AVAILABLE DATA:
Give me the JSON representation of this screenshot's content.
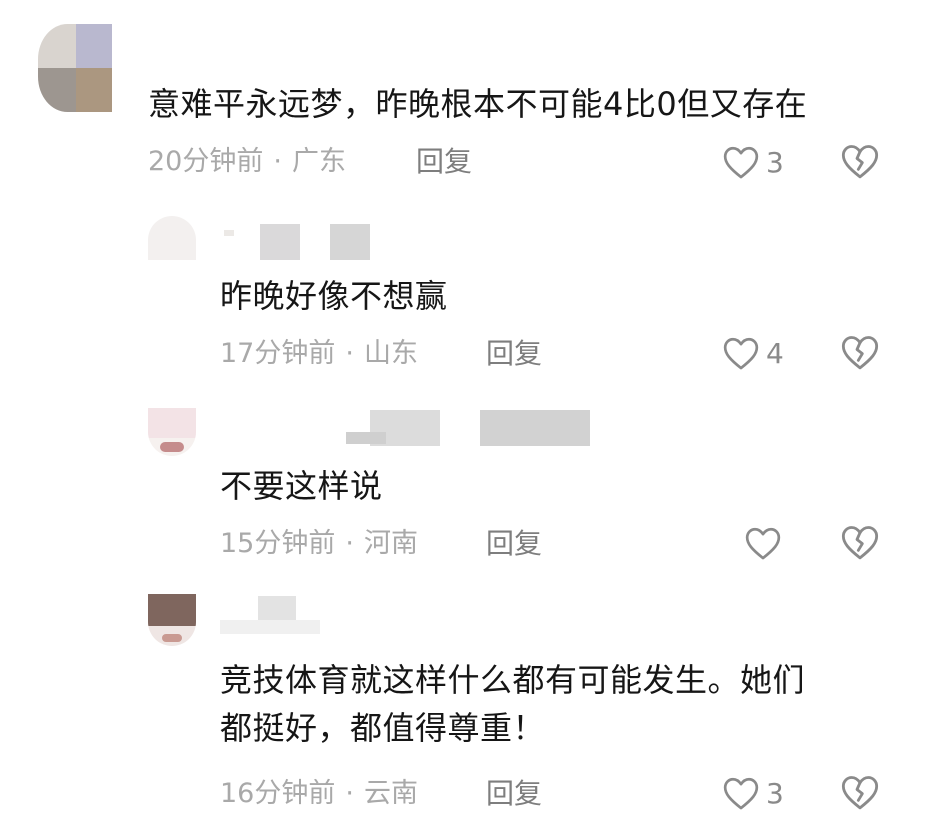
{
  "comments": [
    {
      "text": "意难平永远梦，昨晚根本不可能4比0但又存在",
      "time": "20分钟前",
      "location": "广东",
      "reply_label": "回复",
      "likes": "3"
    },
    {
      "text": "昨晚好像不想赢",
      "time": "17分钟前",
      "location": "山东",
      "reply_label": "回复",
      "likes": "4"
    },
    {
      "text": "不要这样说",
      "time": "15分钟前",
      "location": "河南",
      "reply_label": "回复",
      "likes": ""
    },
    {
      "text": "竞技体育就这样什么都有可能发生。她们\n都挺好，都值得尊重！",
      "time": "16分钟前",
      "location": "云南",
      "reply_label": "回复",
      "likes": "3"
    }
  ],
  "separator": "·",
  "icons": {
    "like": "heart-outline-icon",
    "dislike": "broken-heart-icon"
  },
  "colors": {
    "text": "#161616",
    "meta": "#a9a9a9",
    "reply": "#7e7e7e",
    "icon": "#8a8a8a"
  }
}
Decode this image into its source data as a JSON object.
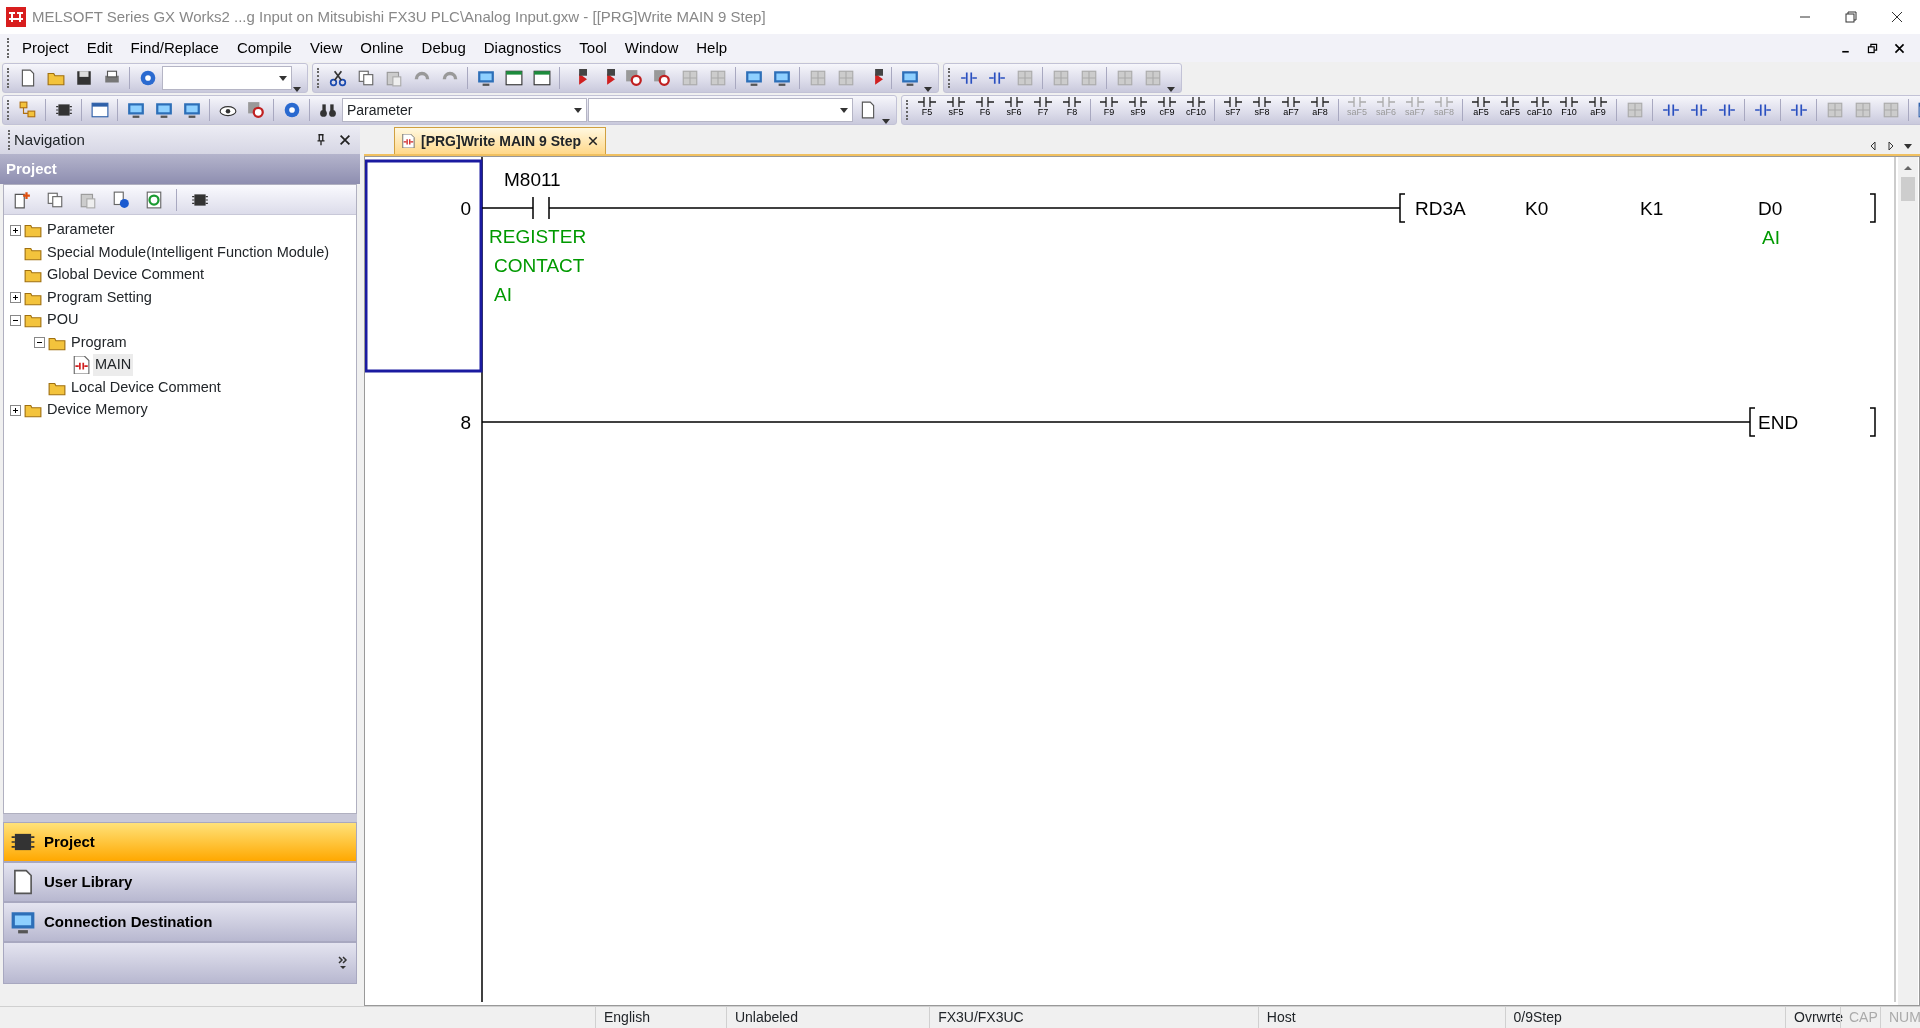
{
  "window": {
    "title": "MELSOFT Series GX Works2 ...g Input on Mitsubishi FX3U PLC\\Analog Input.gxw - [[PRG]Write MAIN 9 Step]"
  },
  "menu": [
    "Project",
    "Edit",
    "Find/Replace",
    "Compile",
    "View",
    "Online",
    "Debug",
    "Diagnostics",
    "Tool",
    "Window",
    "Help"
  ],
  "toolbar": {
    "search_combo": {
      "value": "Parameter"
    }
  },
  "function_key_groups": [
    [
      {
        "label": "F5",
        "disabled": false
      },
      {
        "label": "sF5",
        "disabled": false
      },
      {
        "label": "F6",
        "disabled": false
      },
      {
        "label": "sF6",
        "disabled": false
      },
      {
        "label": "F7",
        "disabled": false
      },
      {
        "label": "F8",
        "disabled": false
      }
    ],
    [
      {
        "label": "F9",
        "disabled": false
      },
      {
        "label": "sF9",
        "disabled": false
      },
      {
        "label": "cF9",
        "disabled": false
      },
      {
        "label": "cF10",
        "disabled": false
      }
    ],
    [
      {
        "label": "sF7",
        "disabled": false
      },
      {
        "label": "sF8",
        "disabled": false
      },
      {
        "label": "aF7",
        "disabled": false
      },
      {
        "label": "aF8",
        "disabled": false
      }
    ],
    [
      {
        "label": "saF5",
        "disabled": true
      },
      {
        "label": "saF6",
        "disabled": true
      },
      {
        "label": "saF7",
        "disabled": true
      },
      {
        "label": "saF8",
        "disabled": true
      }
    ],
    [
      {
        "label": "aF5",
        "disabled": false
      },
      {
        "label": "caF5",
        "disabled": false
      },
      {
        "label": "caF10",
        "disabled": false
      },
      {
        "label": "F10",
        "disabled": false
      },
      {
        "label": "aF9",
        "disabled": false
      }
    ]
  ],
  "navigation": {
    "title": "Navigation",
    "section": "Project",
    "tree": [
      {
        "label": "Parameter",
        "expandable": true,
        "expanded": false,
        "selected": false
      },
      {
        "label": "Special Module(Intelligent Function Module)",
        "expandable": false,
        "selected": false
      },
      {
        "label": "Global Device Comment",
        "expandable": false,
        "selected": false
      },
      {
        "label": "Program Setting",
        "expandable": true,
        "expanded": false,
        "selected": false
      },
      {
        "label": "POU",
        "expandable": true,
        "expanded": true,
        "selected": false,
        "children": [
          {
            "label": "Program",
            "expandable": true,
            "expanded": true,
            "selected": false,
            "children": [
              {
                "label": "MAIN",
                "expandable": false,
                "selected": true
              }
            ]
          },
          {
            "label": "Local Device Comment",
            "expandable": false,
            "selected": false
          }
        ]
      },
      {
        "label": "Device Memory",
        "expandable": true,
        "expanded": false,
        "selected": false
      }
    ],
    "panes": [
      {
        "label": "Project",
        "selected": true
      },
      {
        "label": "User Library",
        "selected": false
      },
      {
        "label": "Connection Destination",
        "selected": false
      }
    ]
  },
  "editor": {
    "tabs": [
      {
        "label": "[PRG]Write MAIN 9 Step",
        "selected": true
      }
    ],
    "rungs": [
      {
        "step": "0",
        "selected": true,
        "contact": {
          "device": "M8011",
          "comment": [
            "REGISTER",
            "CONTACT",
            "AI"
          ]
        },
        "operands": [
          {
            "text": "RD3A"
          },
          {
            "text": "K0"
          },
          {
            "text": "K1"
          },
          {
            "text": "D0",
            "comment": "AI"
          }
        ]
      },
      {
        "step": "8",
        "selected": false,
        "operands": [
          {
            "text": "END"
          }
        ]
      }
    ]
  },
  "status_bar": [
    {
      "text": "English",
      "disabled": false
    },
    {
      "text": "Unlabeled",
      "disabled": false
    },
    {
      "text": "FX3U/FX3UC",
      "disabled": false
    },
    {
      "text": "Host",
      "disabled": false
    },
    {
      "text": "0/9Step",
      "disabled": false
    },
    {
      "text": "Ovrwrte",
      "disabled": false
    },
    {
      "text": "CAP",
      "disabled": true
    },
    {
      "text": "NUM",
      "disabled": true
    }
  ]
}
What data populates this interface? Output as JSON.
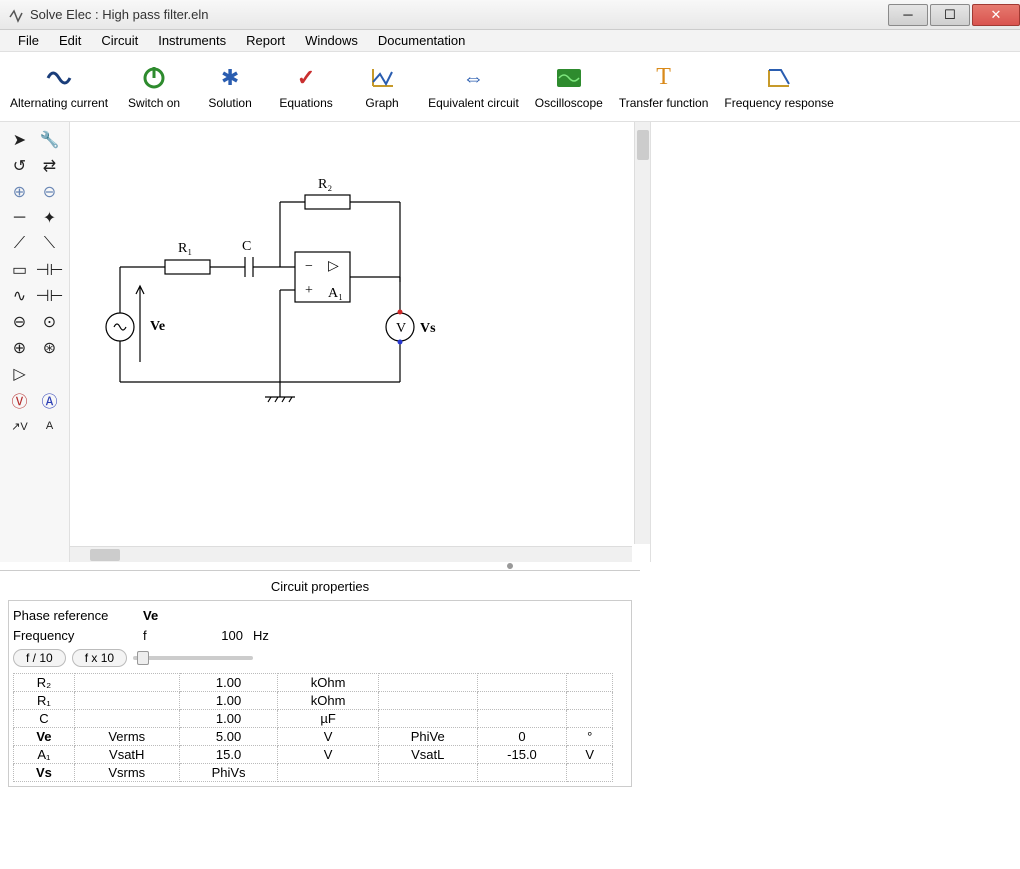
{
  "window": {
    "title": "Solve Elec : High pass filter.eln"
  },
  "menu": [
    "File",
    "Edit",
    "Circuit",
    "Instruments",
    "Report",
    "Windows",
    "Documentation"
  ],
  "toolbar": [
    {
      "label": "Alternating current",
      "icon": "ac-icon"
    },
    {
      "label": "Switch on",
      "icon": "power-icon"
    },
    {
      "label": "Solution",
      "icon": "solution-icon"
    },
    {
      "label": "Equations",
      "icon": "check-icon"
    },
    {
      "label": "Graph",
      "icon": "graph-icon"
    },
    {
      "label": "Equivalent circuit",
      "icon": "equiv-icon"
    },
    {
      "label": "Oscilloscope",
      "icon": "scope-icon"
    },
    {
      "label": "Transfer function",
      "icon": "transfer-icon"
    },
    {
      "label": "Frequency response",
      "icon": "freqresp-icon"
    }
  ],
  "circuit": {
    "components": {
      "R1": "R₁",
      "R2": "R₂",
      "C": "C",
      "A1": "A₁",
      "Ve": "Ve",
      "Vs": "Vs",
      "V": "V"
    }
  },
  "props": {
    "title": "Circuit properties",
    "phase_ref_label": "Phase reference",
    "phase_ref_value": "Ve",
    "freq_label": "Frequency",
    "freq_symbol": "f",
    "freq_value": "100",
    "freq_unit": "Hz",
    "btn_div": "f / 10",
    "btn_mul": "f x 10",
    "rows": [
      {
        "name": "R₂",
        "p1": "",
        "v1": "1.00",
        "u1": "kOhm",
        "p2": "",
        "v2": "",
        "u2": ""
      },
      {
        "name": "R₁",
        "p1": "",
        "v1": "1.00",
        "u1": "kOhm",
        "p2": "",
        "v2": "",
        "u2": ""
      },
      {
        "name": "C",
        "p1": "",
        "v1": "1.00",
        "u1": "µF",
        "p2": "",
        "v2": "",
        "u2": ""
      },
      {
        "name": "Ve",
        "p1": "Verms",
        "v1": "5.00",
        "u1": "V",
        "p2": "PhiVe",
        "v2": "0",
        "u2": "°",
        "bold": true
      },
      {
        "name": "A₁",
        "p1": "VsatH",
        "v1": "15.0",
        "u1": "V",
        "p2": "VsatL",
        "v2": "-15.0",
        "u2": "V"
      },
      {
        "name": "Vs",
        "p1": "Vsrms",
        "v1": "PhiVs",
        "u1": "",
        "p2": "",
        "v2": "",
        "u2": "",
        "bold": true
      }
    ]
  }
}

OBJECTIVE: Each entry above should be reproduced exactly, with the pictures removed.

RESPONSE TO THIS EXERCISE:
Give me the JSON representation of this screenshot's content.
{
  "comments": [
    {
      "text": "意难平永远梦，昨晚根本不可能4比0但又存在",
      "time": "20分钟前",
      "location": "广东",
      "reply_label": "回复",
      "likes": "3"
    },
    {
      "text": "昨晚好像不想赢",
      "time": "17分钟前",
      "location": "山东",
      "reply_label": "回复",
      "likes": "4"
    },
    {
      "text": "不要这样说",
      "time": "15分钟前",
      "location": "河南",
      "reply_label": "回复",
      "likes": ""
    },
    {
      "text": "竞技体育就这样什么都有可能发生。她们\n都挺好，都值得尊重！",
      "time": "16分钟前",
      "location": "云南",
      "reply_label": "回复",
      "likes": "3"
    }
  ],
  "separator": "·",
  "icons": {
    "like": "heart-outline-icon",
    "dislike": "broken-heart-icon"
  },
  "colors": {
    "text": "#161616",
    "meta": "#a9a9a9",
    "reply": "#7e7e7e",
    "icon": "#8a8a8a"
  }
}
Decode this image into its source data as a JSON object.
{
  "window": {
    "title": "MELSOFT Series GX Works2 ...g Input on Mitsubishi FX3U PLC\\Analog Input.gxw - [[PRG]Write MAIN 9 Step]"
  },
  "menu": [
    "Project",
    "Edit",
    "Find/Replace",
    "Compile",
    "View",
    "Online",
    "Debug",
    "Diagnostics",
    "Tool",
    "Window",
    "Help"
  ],
  "toolbar": {
    "search_combo": {
      "value": "Parameter"
    }
  },
  "function_key_groups": [
    [
      {
        "label": "F5",
        "disabled": false
      },
      {
        "label": "sF5",
        "disabled": false
      },
      {
        "label": "F6",
        "disabled": false
      },
      {
        "label": "sF6",
        "disabled": false
      },
      {
        "label": "F7",
        "disabled": false
      },
      {
        "label": "F8",
        "disabled": false
      }
    ],
    [
      {
        "label": "F9",
        "disabled": false
      },
      {
        "label": "sF9",
        "disabled": false
      },
      {
        "label": "cF9",
        "disabled": false
      },
      {
        "label": "cF10",
        "disabled": false
      }
    ],
    [
      {
        "label": "sF7",
        "disabled": false
      },
      {
        "label": "sF8",
        "disabled": false
      },
      {
        "label": "aF7",
        "disabled": false
      },
      {
        "label": "aF8",
        "disabled": false
      }
    ],
    [
      {
        "label": "saF5",
        "disabled": true
      },
      {
        "label": "saF6",
        "disabled": true
      },
      {
        "label": "saF7",
        "disabled": true
      },
      {
        "label": "saF8",
        "disabled": true
      }
    ],
    [
      {
        "label": "aF5",
        "disabled": false
      },
      {
        "label": "caF5",
        "disabled": false
      },
      {
        "label": "caF10",
        "disabled": false
      },
      {
        "label": "F10",
        "disabled": false
      },
      {
        "label": "aF9",
        "disabled": false
      }
    ]
  ],
  "navigation": {
    "title": "Navigation",
    "section": "Project",
    "tree": [
      {
        "label": "Parameter",
        "expandable": true,
        "expanded": false,
        "selected": false
      },
      {
        "label": "Special Module(Intelligent Function Module)",
        "expandable": false,
        "selected": false
      },
      {
        "label": "Global Device Comment",
        "expandable": false,
        "selected": false
      },
      {
        "label": "Program Setting",
        "expandable": true,
        "expanded": false,
        "selected": false
      },
      {
        "label": "POU",
        "expandable": true,
        "expanded": true,
        "selected": false,
        "children": [
          {
            "label": "Program",
            "expandable": true,
            "expanded": true,
            "selected": false,
            "children": [
              {
                "label": "MAIN",
                "expandable": false,
                "selected": true
              }
            ]
          },
          {
            "label": "Local Device Comment",
            "expandable": false,
            "selected": false
          }
        ]
      },
      {
        "label": "Device Memory",
        "expandable": true,
        "expanded": false,
        "selected": false
      }
    ],
    "panes": [
      {
        "label": "Project",
        "selected": true
      },
      {
        "label": "User Library",
        "selected": false
      },
      {
        "label": "Connection Destination",
        "selected": false
      }
    ]
  },
  "editor": {
    "tabs": [
      {
        "label": "[PRG]Write MAIN 9 Step",
        "selected": true
      }
    ],
    "rungs": [
      {
        "step": "0",
        "selected": true,
        "contact": {
          "device": "M8011",
          "comment": [
            "REGISTER",
            "CONTACT",
            "AI"
          ]
        },
        "operands": [
          {
            "text": "RD3A"
          },
          {
            "text": "K0"
          },
          {
            "text": "K1"
          },
          {
            "text": "D0",
            "comment": "AI"
          }
        ]
      },
      {
        "step": "8",
        "selected": false,
        "operands": [
          {
            "text": "END"
          }
        ]
      }
    ]
  },
  "status_bar": [
    {
      "text": "English",
      "disabled": false
    },
    {
      "text": "Unlabeled",
      "disabled": false
    },
    {
      "text": "FX3U/FX3UC",
      "disabled": false
    },
    {
      "text": "Host",
      "disabled": false
    },
    {
      "text": "0/9Step",
      "disabled": false
    },
    {
      "text": "Ovrwrte",
      "disabled": false
    },
    {
      "text": "CAP",
      "disabled": true
    },
    {
      "text": "NUM",
      "disabled": true
    }
  ]
}
What data populates this interface? Output as JSON.
{
  "window": {
    "title": "Solve Elec : High pass filter.eln"
  },
  "menu": [
    "File",
    "Edit",
    "Circuit",
    "Instruments",
    "Report",
    "Windows",
    "Documentation"
  ],
  "toolbar": [
    {
      "label": "Alternating current",
      "icon": "ac-icon"
    },
    {
      "label": "Switch on",
      "icon": "power-icon"
    },
    {
      "label": "Solution",
      "icon": "solution-icon"
    },
    {
      "label": "Equations",
      "icon": "check-icon"
    },
    {
      "label": "Graph",
      "icon": "graph-icon"
    },
    {
      "label": "Equivalent circuit",
      "icon": "equiv-icon"
    },
    {
      "label": "Oscilloscope",
      "icon": "scope-icon"
    },
    {
      "label": "Transfer function",
      "icon": "transfer-icon"
    },
    {
      "label": "Frequency response",
      "icon": "freqresp-icon"
    }
  ],
  "circuit": {
    "components": {
      "R1": "R₁",
      "R2": "R₂",
      "C": "C",
      "A1": "A₁",
      "Ve": "Ve",
      "Vs": "Vs",
      "V": "V"
    }
  },
  "props": {
    "title": "Circuit properties",
    "phase_ref_label": "Phase reference",
    "phase_ref_value": "Ve",
    "freq_label": "Frequency",
    "freq_symbol": "f",
    "freq_value": "100",
    "freq_unit": "Hz",
    "btn_div": "f / 10",
    "btn_mul": "f x 10",
    "rows": [
      {
        "name": "R₂",
        "p1": "",
        "v1": "1.00",
        "u1": "kOhm",
        "p2": "",
        "v2": "",
        "u2": ""
      },
      {
        "name": "R₁",
        "p1": "",
        "v1": "1.00",
        "u1": "kOhm",
        "p2": "",
        "v2": "",
        "u2": ""
      },
      {
        "name": "C",
        "p1": "",
        "v1": "1.00",
        "u1": "µF",
        "p2": "",
        "v2": "",
        "u2": ""
      },
      {
        "name": "Ve",
        "p1": "Verms",
        "v1": "5.00",
        "u1": "V",
        "p2": "PhiVe",
        "v2": "0",
        "u2": "°",
        "bold": true
      },
      {
        "name": "A₁",
        "p1": "VsatH",
        "v1": "15.0",
        "u1": "V",
        "p2": "VsatL",
        "v2": "-15.0",
        "u2": "V"
      },
      {
        "name": "Vs",
        "p1": "Vsrms",
        "v1": "PhiVs",
        "u1": "",
        "p2": "",
        "v2": "",
        "u2": "",
        "bold": true
      }
    ]
  }
}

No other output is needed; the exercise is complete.